[Data excerpts]
☆ ☆ ☆ ☆ ☆
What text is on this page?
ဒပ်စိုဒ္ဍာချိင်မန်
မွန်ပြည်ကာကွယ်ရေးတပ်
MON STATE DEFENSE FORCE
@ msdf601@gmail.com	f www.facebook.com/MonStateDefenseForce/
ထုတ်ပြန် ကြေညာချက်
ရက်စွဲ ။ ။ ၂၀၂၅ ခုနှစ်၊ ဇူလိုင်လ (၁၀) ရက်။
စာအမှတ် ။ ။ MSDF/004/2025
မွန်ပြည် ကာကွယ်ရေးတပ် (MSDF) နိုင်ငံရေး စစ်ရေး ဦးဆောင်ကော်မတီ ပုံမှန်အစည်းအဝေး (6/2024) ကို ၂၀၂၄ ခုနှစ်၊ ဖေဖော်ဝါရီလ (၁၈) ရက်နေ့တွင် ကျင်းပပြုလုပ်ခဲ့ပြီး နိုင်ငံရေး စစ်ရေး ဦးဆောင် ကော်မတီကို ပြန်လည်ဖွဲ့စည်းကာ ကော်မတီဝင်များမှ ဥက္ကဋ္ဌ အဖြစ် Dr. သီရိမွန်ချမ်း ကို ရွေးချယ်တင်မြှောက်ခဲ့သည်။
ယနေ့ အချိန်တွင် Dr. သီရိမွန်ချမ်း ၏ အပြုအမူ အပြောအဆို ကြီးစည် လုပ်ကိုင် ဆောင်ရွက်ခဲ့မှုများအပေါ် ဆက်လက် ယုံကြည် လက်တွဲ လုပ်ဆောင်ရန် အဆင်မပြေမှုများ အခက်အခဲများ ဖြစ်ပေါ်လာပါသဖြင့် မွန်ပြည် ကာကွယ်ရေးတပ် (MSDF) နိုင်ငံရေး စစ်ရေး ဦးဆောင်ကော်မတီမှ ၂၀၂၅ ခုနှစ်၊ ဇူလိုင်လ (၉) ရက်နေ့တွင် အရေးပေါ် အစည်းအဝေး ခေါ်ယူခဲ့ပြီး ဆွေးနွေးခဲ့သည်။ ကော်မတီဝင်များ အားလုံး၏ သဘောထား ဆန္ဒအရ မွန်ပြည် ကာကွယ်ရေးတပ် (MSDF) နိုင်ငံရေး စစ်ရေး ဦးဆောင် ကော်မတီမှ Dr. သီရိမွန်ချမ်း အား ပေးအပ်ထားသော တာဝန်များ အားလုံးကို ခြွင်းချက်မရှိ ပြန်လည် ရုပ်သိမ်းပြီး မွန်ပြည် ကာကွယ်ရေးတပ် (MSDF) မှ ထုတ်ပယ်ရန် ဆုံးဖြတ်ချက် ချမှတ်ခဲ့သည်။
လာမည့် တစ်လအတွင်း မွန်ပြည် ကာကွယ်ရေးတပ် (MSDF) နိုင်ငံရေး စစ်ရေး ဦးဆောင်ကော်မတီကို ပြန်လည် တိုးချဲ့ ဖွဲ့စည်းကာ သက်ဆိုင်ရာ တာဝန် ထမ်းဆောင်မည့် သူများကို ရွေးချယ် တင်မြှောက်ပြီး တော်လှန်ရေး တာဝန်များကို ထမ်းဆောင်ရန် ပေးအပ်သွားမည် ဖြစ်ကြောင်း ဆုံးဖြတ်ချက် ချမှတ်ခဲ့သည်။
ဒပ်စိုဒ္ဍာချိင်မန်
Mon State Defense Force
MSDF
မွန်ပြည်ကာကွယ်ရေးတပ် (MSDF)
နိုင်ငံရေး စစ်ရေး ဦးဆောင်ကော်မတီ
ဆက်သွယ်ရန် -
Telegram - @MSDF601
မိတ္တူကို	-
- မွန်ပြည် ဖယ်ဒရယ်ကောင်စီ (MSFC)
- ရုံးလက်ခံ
☆ ☆ ☆ ☆ ☆
▶ _REQUIREMENT_: Return all the data above once more, precisely as given.

▶ _ANSWER_:
What text is on this page?
ဒပ်စိုဒ္ဍာချိင်မန်
မွန်ပြည်ကာကွယ်ရေးတပ်
MON STATE DEFENSE FORCE
@ msdf601@gmail.com	f www.facebook.com/MonStateDefenseForce/
ထုတ်ပြန် ကြေညာချက်
ရက်စွဲ ။ ။ ၂၀၂၅ ခုနှစ်၊ ဇူလိုင်လ (၁၀) ရက်။
စာအမှတ် ။ ။ MSDF/004/2025
မွန်ပြည် ကာကွယ်ရေးတပ် (MSDF) နိုင်ငံရေး စစ်ရေး ဦးဆောင်ကော်မတီ ပုံမှန်အစည်းအဝေး (6/2024) ကို ၂၀၂၄ ခုနှစ်၊ ဖေဖော်ဝါရီလ (၁၈) ရက်နေ့တွင် ကျင်းပပြုလုပ်ခဲ့ပြီး နိုင်ငံရေး စစ်ရေး ဦးဆောင် ကော်မတီကို ပြန်လည်ဖွဲ့စည်းကာ ကော်မတီဝင်များမှ ဥက္ကဋ္ဌ အဖြစ် Dr. သီရိမွန်ချမ်း ကို ရွေးချယ်တင်မြှောက်ခဲ့သည်။
ယနေ့ အချိန်တွင် Dr. သီရိမွန်ချမ်း ၏ အပြုအမူ အပြောအဆို ကြီးစည် လုပ်ကိုင် ဆောင်ရွက်ခဲ့မှုများအပေါ် ဆက်လက် ယုံကြည် လက်တွဲ လုပ်ဆောင်ရန် အဆင်မပြေမှုများ အခက်အခဲများ ဖြစ်ပေါ်လာပါသဖြင့် မွန်ပြည် ကာကွယ်ရေးတပ် (MSDF) နိုင်ငံရေး စစ်ရေး ဦးဆောင်ကော်မတီမှ ၂၀၂၅ ခုနှစ်၊ ဇူလိုင်လ (၉) ရက်နေ့တွင် အရေးပေါ် အစည်းအဝေး ခေါ်ယူခဲ့ပြီး ဆွေးနွေးခဲ့သည်။ ကော်မတီဝင်များ အားလုံး၏ သဘောထား ဆန္ဒအရ မွန်ပြည် ကာကွယ်ရေးတပ် (MSDF) နိုင်ငံရေး စစ်ရေး ဦးဆောင် ကော်မတီမှ Dr. သီရိမွန်ချမ်း အား ပေးအပ်ထားသော တာဝန်များ အားလုံးကို ခြွင်းချက်မရှိ ပြန်လည် ရုပ်သိမ်းပြီး မွန်ပြည် ကာကွယ်ရေးတပ် (MSDF) မှ ထုတ်ပယ်ရန် ဆုံးဖြတ်ချက် ချမှတ်ခဲ့သည်။
လာမည့် တစ်လအတွင်း မွန်ပြည် ကာကွယ်ရေးတပ် (MSDF) နိုင်ငံရေး စစ်ရေး ဦးဆောင်ကော်မတီကို ပြန်လည် တိုးချဲ့ ဖွဲ့စည်းကာ သက်ဆိုင်ရာ တာဝန် ထမ်းဆောင်မည့် သူများကို ရွေးချယ် တင်မြှောက်ပြီး တော်လှန်ရေး တာဝန်များကို ထမ်းဆောင်ရန် ပေးအပ်သွားမည် ဖြစ်ကြောင်း ဆုံးဖြတ်ချက် ချမှတ်ခဲ့သည်။
ဒပ်စိုဒ္ဍာချိင်မန်
Mon State Defense Force
MSDF
မွန်ပြည်ကာကွယ်ရေးတပ် (MSDF)
နိုင်ငံရေး စစ်ရေး ဦးဆောင်ကော်မတီ
ဆက်သွယ်ရန် -
Telegram - @MSDF601
မိတ္တူကို	-
- မွန်ပြည် ဖယ်ဒရယ်ကောင်စီ (MSFC)
- ရုံးလက်ခံ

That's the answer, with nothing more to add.